→ **Travail demandé**
[a] D'après la chronique littéraire, pourquoi l'ancienne génération d'écrivains algériens de langue arabe emploie-t-elle un langage plus direct ? Répondez en une à trois phrases.
[b] Poursuivez la chronique littéraire après sa dernière phrase, dans la présentation de Maurice Attia et de son roman « Alger la noire ».

→ **Extrait source**

▬▬▬▬▬▬▬▬▬▬

J’ai la nette impression que les écrivains algériens de langue arabe (Laâredj, Zaoui…), lorsqu’ils se mettent à écrire des romans, n’arrivent pas encore à se sortir de leur langage poétique. Du moins, c’est l’impression que j’en retire à la lecture des textes traduits en français. Tout particulièrement au niveau de la nouvelle génération, celle des années 80-90, l’ancienne ( Ouettar, Benhedougga, Boudjedra aussi..) étant plus directe dans son langage, parfois cru, car avec une vie trop liée aux péripéties de la lutte de libération nationale et leur envie de recouvrer leur identité perdue ou détournée, leur âme…et leur corps aux désirs longtemps comprimés, pour ne pas dire réprimés.
C’est cette impression qui m’envahit à la lecture du roman de A. Mostaghenemi, «Le Chaos des sens», un autre best-seller de la littérature arabe contemporaine, après son fameux «Mémoires de la chair» (édité en arabe en 1985 et en français en 2002 en France… puis transformé en série télévisée) Une histoire d’amour, et quel amour ! Une femme mariée (à un officier militaire, en pleine période d’ébullition politique) qui, peut-être, cherchant à se «libérer», se «jette» «à corps perdu» dans les bras d’un «diseur de vérités» (un journaliste, pardi!). Que de symboles: force, sécurité et autoritarisme Vs liberté, jouissance et créativité dans une atmosphère incroyablement surréaliste! Voilà qui n’arrange pas le dialogue inter-corporations. Un amour bouleversant raconté avec une écriture (rendue merveilleusement par la traduction) d’une beauté rarissime. Un seul (petit?) défaut: comme la plupart des auteurs arabes (sauf, peut-être, Zaoui et… Boudjedra, celui-ci il y a longtemps), l’auteure n’arrive pas à franchir le pas… de porte quand il s’agit de parler d’amour. Le chaos s’arrête aux seuls sens et tout juste aux bras de l’amant. Les «voyeurs» resteront sur leur faim!
Avis : A lire absolument en profitant de chaque ligne, de chaque mot. Et, en ne retenant de l’histoire que les sens profonds et cachés. Et, il y en a. A. Mostaghanemi, bien qu’assez directe, y excelle. Et, c’est là tout l’art de l’écrivain universel.
Alger la noire. Roman (policier) de Maurice Attia. Editions Barzakh (Actes Sud, 2006), Alger 2012. 392 pages, 500 dinars.
L’auteur est un Algérois et il est né et Algérie en 49. En 62, il avait donc dans les 13-14 ans. On peut dire qu’il était alors trop jeune pour comprendre très exactement ce qui se passait à l’époque… Mais c’était, aussi, l’âge des premiers engagements. On devine qu’il avait «saisi» les enjeux et les drames de l’époque.

▬▬▬▬▬▬▬▬▬▬

→ **Données fournies**

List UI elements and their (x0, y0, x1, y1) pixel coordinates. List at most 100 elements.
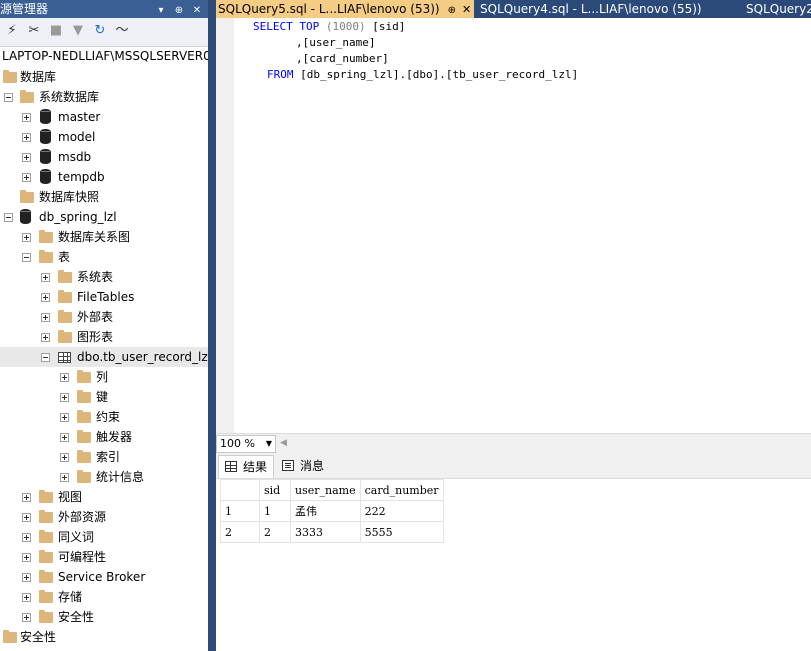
folder-icon (39, 250, 53, 263)
folder-icon (3, 630, 17, 643)
expand-icon[interactable] (41, 273, 50, 282)
collapse-icon[interactable] (41, 353, 50, 362)
messages-icon (282, 460, 294, 471)
collapse-icon[interactable] (4, 213, 13, 222)
code-line-4: FROM [db_spring_lzl].[dbo].[tb_user_reco… (267, 68, 579, 81)
activity-monitor-icon[interactable]: 〜 (114, 23, 130, 39)
expand-icon[interactable] (60, 393, 69, 402)
disconnect-icon[interactable]: ✂ (26, 23, 42, 39)
results-grid[interactable]: sid user_name card_number 1 1 孟伟 222 2 2… (220, 479, 444, 543)
expand-icon[interactable] (41, 333, 50, 342)
expand-icon[interactable] (22, 493, 31, 502)
tab-sqlquery2[interactable]: SQLQuery2 (746, 0, 811, 18)
column-header[interactable]: sid (259, 479, 291, 501)
folder-icon (39, 490, 53, 503)
grid-cell[interactable]: 1 (259, 500, 291, 522)
folder-icon (20, 90, 34, 103)
object-explorer-title-bar: 源管理器 ▾ ⊕ ✕ (0, 0, 208, 18)
expand-icon[interactable] (60, 473, 69, 482)
editor-gutter (216, 18, 232, 433)
zoom-select[interactable]: 100 % ▼ (216, 435, 276, 453)
object-explorer: 源管理器 ▾ ⊕ ✕ ⚡ ✂ ■ ▼ ↻ 〜 LAPTOP-NEDLLIAF\MSS… (0, 0, 208, 651)
filter-icon[interactable]: ▼ (70, 23, 86, 39)
tab-label: SQLQuery4.sql - L...LIAF\lenovo (55)) (480, 2, 702, 16)
query-editor[interactable]: SELECT TOP (1000) [sid] ,[user_name] ,[c… (216, 18, 811, 433)
database-icon (20, 209, 31, 224)
expand-icon[interactable] (22, 593, 31, 602)
scroll-left-icon[interactable]: ◀ (280, 438, 287, 448)
document-tab-bar: SQLQuery5.sql - L...LIAF\lenovo (53)) ⊕ ✕ … (216, 0, 811, 18)
grid-cell[interactable]: 222 (359, 500, 444, 522)
expand-icon[interactable] (22, 113, 31, 122)
expand-icon[interactable] (22, 513, 31, 522)
tree-node-user-table[interactable]: dbo.tb_user_record_lz (0, 347, 208, 367)
row-number-header[interactable] (220, 479, 260, 501)
folder-icon (20, 190, 34, 203)
collapse-icon[interactable] (22, 253, 31, 262)
editor-margin (232, 18, 234, 433)
results-pane: sid user_name card_number 1 1 孟伟 222 2 2… (216, 479, 811, 651)
expand-icon[interactable] (22, 153, 31, 162)
panel-splitter[interactable] (208, 0, 216, 651)
tab-label: SQLQuery2 (746, 2, 811, 16)
connect-icon[interactable]: ⚡ (4, 23, 20, 39)
folder-icon (58, 330, 72, 343)
folder-icon (58, 270, 72, 283)
folder-icon (39, 550, 53, 563)
result-tab-bar: 结果 消息 (216, 453, 811, 479)
pin-icon[interactable]: ⊕ (172, 2, 186, 18)
tab-results[interactable]: 结果 (218, 455, 275, 478)
table-row[interactable]: 1 1 孟伟 222 (220, 500, 444, 522)
pin-icon[interactable]: ⊕ (448, 5, 456, 16)
close-icon[interactable]: ✕ (462, 3, 471, 16)
expand-icon[interactable] (22, 613, 31, 622)
folder-icon (77, 470, 91, 483)
collapse-icon[interactable] (4, 93, 13, 102)
tab-label: SQLQuery5.sql - L...LIAF\lenovo (53)) (218, 2, 440, 16)
expand-icon[interactable] (22, 133, 31, 142)
expand-icon[interactable] (22, 173, 31, 182)
stop-icon[interactable]: ■ (48, 23, 64, 39)
grid-cell[interactable]: 2 (259, 521, 291, 543)
expand-icon[interactable] (41, 313, 50, 322)
folder-icon (77, 410, 91, 423)
tab-messages[interactable]: 消息 (276, 455, 330, 477)
row-number[interactable]: 2 (220, 521, 260, 543)
object-explorer-title: 源管理器 (0, 2, 49, 16)
expand-icon[interactable] (41, 293, 50, 302)
grid-cell[interactable]: 孟伟 (290, 500, 361, 522)
folder-icon (39, 510, 53, 523)
tab-sqlquery5[interactable]: SQLQuery5.sql - L...LIAF\lenovo (53)) ⊕ ✕ (216, 0, 474, 18)
folder-icon (39, 590, 53, 603)
expand-icon[interactable] (22, 573, 31, 582)
folder-icon (39, 570, 53, 583)
dropdown-icon[interactable]: ▾ (154, 2, 168, 18)
expand-icon[interactable] (22, 553, 31, 562)
column-header[interactable]: card_number (359, 479, 444, 501)
row-number[interactable]: 1 (220, 500, 260, 522)
folder-icon (77, 390, 91, 403)
server-node[interactable]: LAPTOP-NEDLLIAF\MSSQLSERVER0 (2, 49, 208, 63)
column-header[interactable]: user_name (290, 479, 361, 501)
expand-icon[interactable] (22, 533, 31, 542)
folder-icon (77, 450, 91, 463)
close-icon[interactable]: ✕ (190, 2, 204, 18)
database-icon (40, 169, 51, 184)
expand-icon[interactable] (60, 453, 69, 462)
grid-cell[interactable]: 5555 (359, 521, 444, 543)
folder-icon (39, 610, 53, 623)
grid-cell[interactable]: 3333 (290, 521, 361, 543)
folder-icon (39, 530, 53, 543)
expand-icon[interactable] (60, 433, 69, 442)
editor-status-bar: 100 % ▼ ◀ (216, 433, 811, 453)
expand-icon[interactable] (60, 413, 69, 422)
database-icon (40, 129, 51, 144)
refresh-icon[interactable]: ↻ (92, 23, 108, 39)
folder-icon (58, 310, 72, 323)
grid-header-row: sid user_name card_number (220, 479, 444, 501)
expand-icon[interactable] (22, 233, 31, 242)
expand-icon[interactable] (60, 373, 69, 382)
tab-sqlquery4[interactable]: SQLQuery4.sql - L...LIAF\lenovo (55)) (480, 0, 702, 18)
table-row[interactable]: 2 2 3333 5555 (220, 521, 444, 543)
code-line-2: ,[user_name] (296, 36, 376, 49)
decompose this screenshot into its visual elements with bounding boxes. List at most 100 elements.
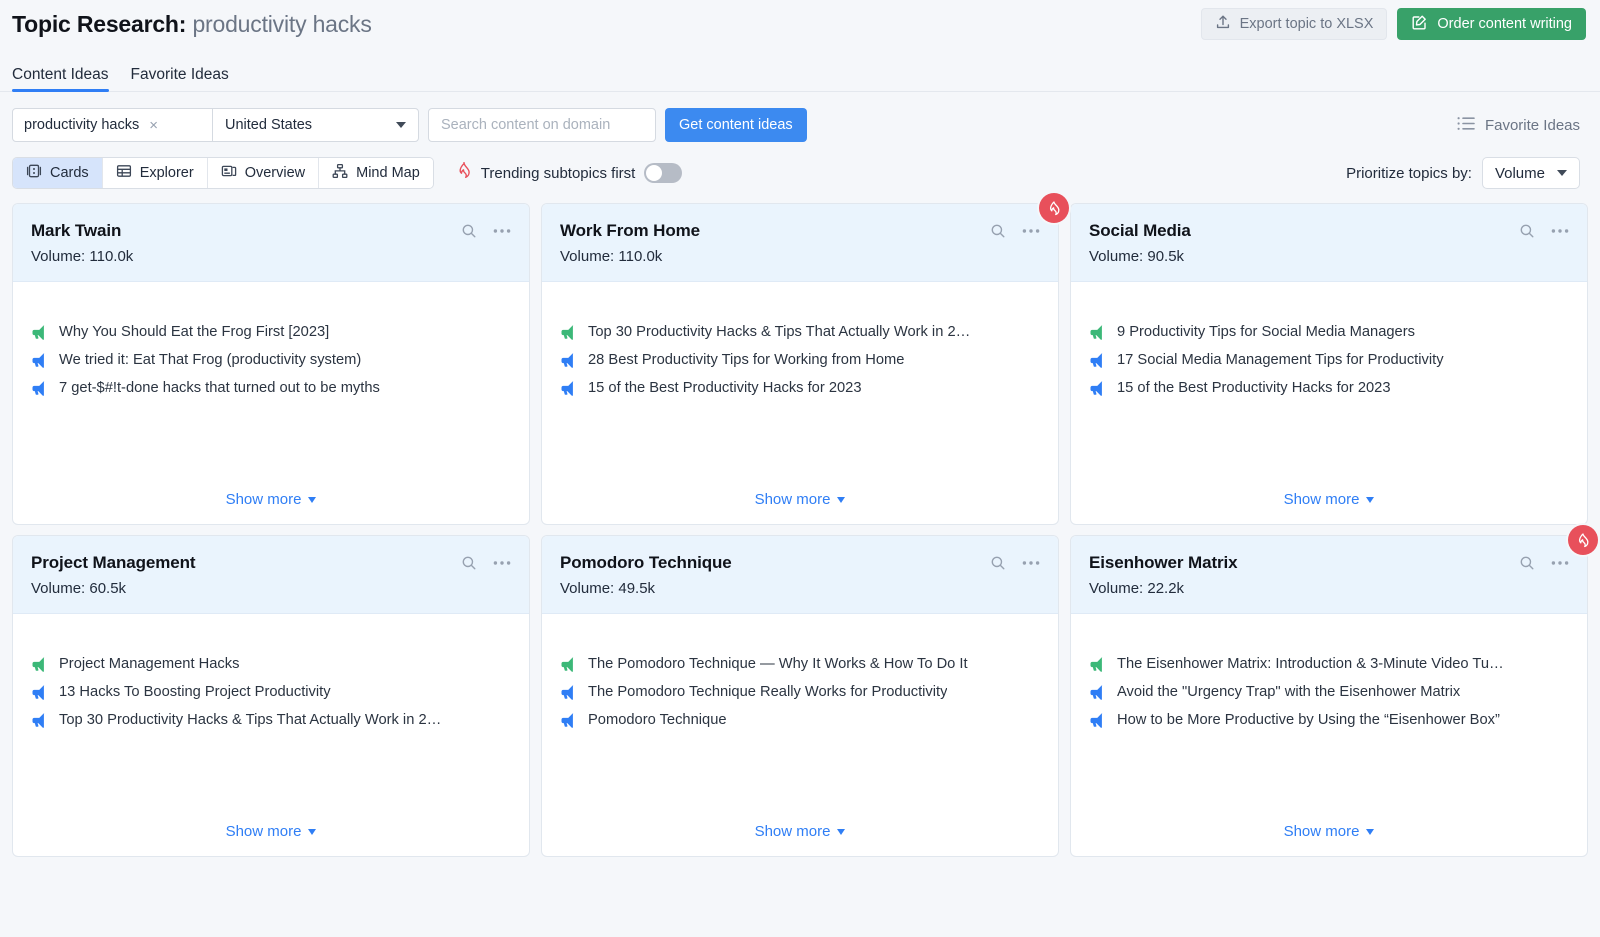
view-mode-cards[interactable]: Cards [13,158,103,188]
content-idea-title: 7 get-$#!t-done hacks that turned out to… [59,380,380,396]
content-idea-item[interactable]: We tried it: Eat That Frog (productivity… [31,352,511,368]
content-idea-title: 15 of the Best Productivity Hacks for 20… [1117,380,1391,396]
content-idea-item[interactable]: 7 get-$#!t-done hacks that turned out to… [31,380,511,396]
cards-icon [26,163,42,183]
topic-card: Project Management Volume: 60.5k Project M… [12,535,530,857]
topic-card-volume: Volume: 110.0k [560,248,1040,265]
show-more-button[interactable]: Show more [560,491,1040,508]
content-idea-item[interactable]: 28 Best Productivity Tips for Working fr… [560,352,1040,368]
tab-bar: Content Ideas Favorite Ideas [0,48,1600,92]
content-idea-item[interactable]: The Pomodoro Technique Really Works for … [560,684,1040,700]
show-more-button[interactable]: Show more [31,491,511,508]
content-idea-title: Avoid the "Urgency Trap" with the Eisenh… [1117,684,1460,700]
content-idea-item[interactable]: 13 Hacks To Boosting Project Productivit… [31,684,511,700]
content-idea-title: How to be More Productive by Using the “… [1117,712,1500,728]
trending-flame-badge[interactable] [1039,193,1069,223]
more-options-icon[interactable] [493,560,511,566]
content-idea-item[interactable]: Pomodoro Technique [560,712,1040,728]
export-topic-button[interactable]: Export topic to XLSX [1201,8,1388,40]
content-idea-item[interactable]: 17 Social Media Management Tips for Prod… [1089,352,1569,368]
chevron-down-icon [837,829,845,835]
content-idea-item[interactable]: The Eisenhower Matrix: Introduction & 3-… [1089,656,1569,672]
show-more-button[interactable]: Show more [31,823,511,840]
tab-content-ideas[interactable]: Content Ideas [12,67,109,92]
topic-card-body: Eisenhower MatrixVolume: 22.2kThe Eisenh… [1070,535,1588,857]
tab-favorite-ideas[interactable]: Favorite Ideas [131,67,229,92]
content-idea-title: 9 Productivity Tips for Social Media Man… [1117,324,1415,340]
domain-search-input[interactable] [428,108,656,142]
search-icon[interactable] [1519,555,1535,571]
content-idea-item[interactable]: Project Management Hacks [31,656,511,672]
content-idea-title: The Pomodoro Technique — Why It Works & … [588,656,968,672]
flame-icon [456,162,472,184]
more-options-icon[interactable] [493,228,511,234]
content-idea-item[interactable]: Why You Should Eat the Frog First [2023] [31,324,511,340]
search-icon[interactable] [990,555,1006,571]
trending-subtopics-switch[interactable] [644,163,682,183]
topic-card-title: Work From Home [560,221,700,241]
more-options-icon[interactable] [1022,560,1040,566]
show-more-button[interactable]: Show more [560,823,1040,840]
content-idea-title: Why You Should Eat the Frog First [2023] [59,324,329,340]
search-row: productivity hacks × United States Get c… [12,108,1588,142]
show-more-button[interactable]: Show more [1089,823,1569,840]
content-idea-item[interactable]: How to be More Productive by Using the “… [1089,712,1569,728]
order-content-writing-button[interactable]: Order content writing [1397,8,1586,40]
content-idea-title: Project Management Hacks [59,656,239,672]
content-idea-item[interactable]: 15 of the Best Productivity Hacks for 20… [1089,380,1569,396]
view-mode-mind-map[interactable]: Mind Map [319,158,433,188]
topic-card-volume: Volume: 60.5k [31,580,511,597]
content-idea-item[interactable]: Top 30 Productivity Hacks & Tips That Ac… [560,324,1040,340]
prioritize-select[interactable]: Volume [1482,157,1580,189]
view-mode-explorer[interactable]: Explorer [103,158,208,188]
chevron-down-icon [1366,497,1374,503]
topic-card: Mark TwainVolume: 110.0kWhy You Should E… [12,203,530,525]
content-idea-title: 13 Hacks To Boosting Project Productivit… [59,684,331,700]
megaphone-icon [1089,324,1106,340]
view-toolbar: Cards Explorer [12,157,1588,189]
chevron-down-icon [1557,170,1567,176]
topic-card-title: Pomodoro Technique [560,553,732,573]
megaphone-icon [31,656,48,672]
search-icon[interactable] [1519,223,1535,239]
search-icon[interactable] [461,223,477,239]
topic-card-header: Pomodoro Technique Volume: 49.5k [542,536,1058,614]
more-options-icon[interactable] [1551,228,1569,234]
trending-subtopics-toggle-group[interactable]: Trending subtopics first [456,162,683,184]
country-value: United States [225,117,312,133]
prioritize-label: Prioritize topics by: [1346,165,1472,182]
content-idea-item[interactable]: Top 30 Productivity Hacks & Tips That Ac… [31,712,511,728]
favorite-ideas-link[interactable]: Favorite Ideas [1457,116,1588,135]
topic-card-volume: Volume: 49.5k [560,580,1040,597]
view-mode-overview[interactable]: Overview [208,158,319,188]
search-icon[interactable] [990,223,1006,239]
megaphone-icon [31,352,48,368]
clear-keyword-icon[interactable]: × [149,118,158,133]
more-options-icon[interactable] [1551,560,1569,566]
topic-card: Social MediaVolume: 90.5k 9 Productivity … [1070,203,1588,525]
content-idea-item[interactable]: 15 of the Best Productivity Hacks for 20… [560,380,1040,396]
megaphone-icon [560,656,577,672]
topic-card-body: Pomodoro Technique Volume: 49.5k The Pomod… [541,535,1059,857]
show-more-label: Show more [226,491,302,508]
get-content-ideas-button[interactable]: Get content ideas [665,108,807,142]
prioritize-group: Prioritize topics by: Volume [1346,157,1588,189]
content-idea-title: We tried it: Eat That Frog (productivity… [59,352,361,368]
more-options-icon[interactable] [1022,228,1040,234]
search-icon[interactable] [461,555,477,571]
trending-flame-badge[interactable] [1568,525,1598,555]
content-idea-item[interactable]: 9 Productivity Tips for Social Media Man… [1089,324,1569,340]
topic-card-header: Social MediaVolume: 90.5k [1071,204,1587,282]
content-idea-item[interactable]: The Pomodoro Technique — Why It Works & … [560,656,1040,672]
country-select[interactable]: United States [213,109,418,141]
keyword-input[interactable]: productivity hacks × [13,109,213,141]
show-more-button[interactable]: Show more [1089,491,1569,508]
show-more-label: Show more [226,823,302,840]
topic-card-body: Mark TwainVolume: 110.0kWhy You Should E… [12,203,530,525]
megaphone-icon [560,324,577,340]
show-more-label: Show more [755,823,831,840]
content-idea-title: The Pomodoro Technique Really Works for … [588,684,947,700]
megaphone-icon [560,352,577,368]
content-idea-item[interactable]: Avoid the "Urgency Trap" with the Eisenh… [1089,684,1569,700]
topic-card-title: Project Management [31,553,195,573]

▬▬▬▬▬▬▬▬▬▬

→ **Réponses attendues**
[a] Cette génération (Ouettar, Benhedougga, Boudjedra) avait une vie trop liée aux péripéties de la lutte de libération nationale. Elle était aussi portée par l'envie de recouvrer son identité perdue ou détournée, son âme et son corps aux désirs longtemps comprimés, voire réprimés.

[b]
A travers ce premier volet de toute une trilogie, volet qui a obtenu bien des prix et traduit, dit-on, en plusieurs langues, il a présenté la communauté pied-noir de l’époque, celle de Bab El Oued, la plus radicale (et la plus inconsciente) par son engagement aux côtés de l’OAS, dans ses aspects les plus réalistes. Noir, c’est noir ! Pas les pieds seulement, mais toute l’âme. L’histoire : sur fond de, terrorisme, l’Inspecteur Paco (d’origine espagnole) et son ami un autre policier, (d’origine juive, celui-ci) va sauver l’honneur, non en essayant de sauver les «melons», mais de mener à son terme son enquête sur un crime d’un couple : un jeune arabe et une belle européenne, trouvés, enlacés, nus, assassinés dans une plage, crime déguisé en crime terroriste. Des policiers déjantés dans une société européenne en pleine décomposition, dominée par un «bourgeoisie» pourrie jusqu’à la moelle, et qui a fait le malheur de tous les autres.
Avis : Ce n’est qu’un bon polar et il se lit, donc, d’un trait. Rythme soutenu… mais une fin qui n’en est pas une. Aucune morale : Les crimes restent impunis. Aspect positif : l’auteur nous décrit sa société de l’intérieur, et de manière crue. Cela nous change des romans presque roses écrits par les européens «nostalgériques» et…, aussi, par des nationaux et qui nous décrivent une société coloniale européenne presque pacifique. Interdit aux moins de 18 ans.
Phrase à méditer: «Ne demande pas ton chemin à quelqu’un qui le connaît, tu risquerais de ne pas t’égarer… Il cherchait son chemin, et nul n’avait à le lui indiquer» et «J’ai, par nature, tendance à me méfier des gens qui me trouvent intelligent»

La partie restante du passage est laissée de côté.